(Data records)
####

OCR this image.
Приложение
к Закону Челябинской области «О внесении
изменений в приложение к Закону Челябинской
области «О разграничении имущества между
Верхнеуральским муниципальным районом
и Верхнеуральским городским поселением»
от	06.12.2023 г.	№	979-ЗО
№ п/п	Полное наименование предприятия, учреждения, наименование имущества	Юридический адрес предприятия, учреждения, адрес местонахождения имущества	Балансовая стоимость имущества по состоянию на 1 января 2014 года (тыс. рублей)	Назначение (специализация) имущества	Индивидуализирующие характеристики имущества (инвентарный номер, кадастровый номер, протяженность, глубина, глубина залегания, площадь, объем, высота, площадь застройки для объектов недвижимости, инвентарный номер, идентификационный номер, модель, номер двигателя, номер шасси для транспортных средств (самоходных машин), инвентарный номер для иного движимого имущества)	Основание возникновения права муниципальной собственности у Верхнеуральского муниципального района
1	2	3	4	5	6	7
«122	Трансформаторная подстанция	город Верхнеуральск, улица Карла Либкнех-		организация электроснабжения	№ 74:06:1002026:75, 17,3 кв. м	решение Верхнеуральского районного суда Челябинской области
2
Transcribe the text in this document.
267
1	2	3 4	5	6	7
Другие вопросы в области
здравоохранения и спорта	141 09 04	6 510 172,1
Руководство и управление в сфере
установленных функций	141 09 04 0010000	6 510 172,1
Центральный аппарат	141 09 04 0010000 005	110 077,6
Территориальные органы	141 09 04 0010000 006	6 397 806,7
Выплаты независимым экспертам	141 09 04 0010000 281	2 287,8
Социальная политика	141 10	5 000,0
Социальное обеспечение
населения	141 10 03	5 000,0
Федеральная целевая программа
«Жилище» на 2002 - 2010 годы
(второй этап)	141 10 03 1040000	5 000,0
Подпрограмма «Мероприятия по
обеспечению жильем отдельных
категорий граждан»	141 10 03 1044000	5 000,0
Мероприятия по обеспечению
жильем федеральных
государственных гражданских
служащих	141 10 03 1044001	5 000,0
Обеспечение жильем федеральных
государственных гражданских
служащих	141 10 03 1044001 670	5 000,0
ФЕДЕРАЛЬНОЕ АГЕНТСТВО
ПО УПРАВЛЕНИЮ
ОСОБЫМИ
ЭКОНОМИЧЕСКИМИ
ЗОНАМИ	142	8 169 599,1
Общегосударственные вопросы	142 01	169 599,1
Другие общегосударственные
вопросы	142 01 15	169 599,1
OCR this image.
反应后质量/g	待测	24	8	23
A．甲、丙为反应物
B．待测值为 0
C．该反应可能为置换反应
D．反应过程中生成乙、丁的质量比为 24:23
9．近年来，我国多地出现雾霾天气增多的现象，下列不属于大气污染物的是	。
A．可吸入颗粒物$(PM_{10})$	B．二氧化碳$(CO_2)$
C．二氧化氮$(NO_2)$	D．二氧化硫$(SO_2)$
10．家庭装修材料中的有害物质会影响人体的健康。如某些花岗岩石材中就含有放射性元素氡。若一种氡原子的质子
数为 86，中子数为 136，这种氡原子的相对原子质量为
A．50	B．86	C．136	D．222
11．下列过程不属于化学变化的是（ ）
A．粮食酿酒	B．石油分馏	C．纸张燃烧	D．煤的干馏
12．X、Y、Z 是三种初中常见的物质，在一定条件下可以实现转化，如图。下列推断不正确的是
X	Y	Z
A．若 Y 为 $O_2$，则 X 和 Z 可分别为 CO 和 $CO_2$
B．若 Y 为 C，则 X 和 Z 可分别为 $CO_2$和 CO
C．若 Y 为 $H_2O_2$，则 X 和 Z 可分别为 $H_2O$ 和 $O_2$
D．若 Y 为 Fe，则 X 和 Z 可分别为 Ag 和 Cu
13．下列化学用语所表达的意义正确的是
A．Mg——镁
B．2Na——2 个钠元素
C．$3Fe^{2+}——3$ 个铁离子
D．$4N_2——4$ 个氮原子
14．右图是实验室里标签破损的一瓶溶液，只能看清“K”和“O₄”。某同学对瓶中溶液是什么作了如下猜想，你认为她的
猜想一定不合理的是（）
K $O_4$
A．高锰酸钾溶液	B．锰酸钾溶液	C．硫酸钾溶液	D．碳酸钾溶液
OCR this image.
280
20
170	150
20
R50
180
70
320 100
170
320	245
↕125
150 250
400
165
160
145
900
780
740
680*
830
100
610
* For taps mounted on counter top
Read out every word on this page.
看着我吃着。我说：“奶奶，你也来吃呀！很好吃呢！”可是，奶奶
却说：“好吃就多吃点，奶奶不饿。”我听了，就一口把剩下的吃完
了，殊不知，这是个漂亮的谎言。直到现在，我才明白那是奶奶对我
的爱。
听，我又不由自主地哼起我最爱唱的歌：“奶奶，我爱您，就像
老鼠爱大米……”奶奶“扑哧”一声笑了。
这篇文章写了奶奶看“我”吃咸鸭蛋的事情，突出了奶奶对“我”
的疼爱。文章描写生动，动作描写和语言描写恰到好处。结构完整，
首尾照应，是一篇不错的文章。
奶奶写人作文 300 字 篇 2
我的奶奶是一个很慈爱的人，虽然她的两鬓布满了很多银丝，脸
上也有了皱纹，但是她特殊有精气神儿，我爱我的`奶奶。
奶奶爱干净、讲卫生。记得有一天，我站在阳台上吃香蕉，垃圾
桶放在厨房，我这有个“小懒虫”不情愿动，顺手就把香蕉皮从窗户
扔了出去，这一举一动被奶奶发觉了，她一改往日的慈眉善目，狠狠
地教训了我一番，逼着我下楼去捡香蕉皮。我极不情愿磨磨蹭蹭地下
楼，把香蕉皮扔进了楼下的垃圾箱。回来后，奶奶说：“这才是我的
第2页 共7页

####

§ Goal
From the entries above, pull out each line that includes "Закону".

§ Complete answer
к Закону Челябинской области «О внесении
изменений в приложение к Закону Челябинской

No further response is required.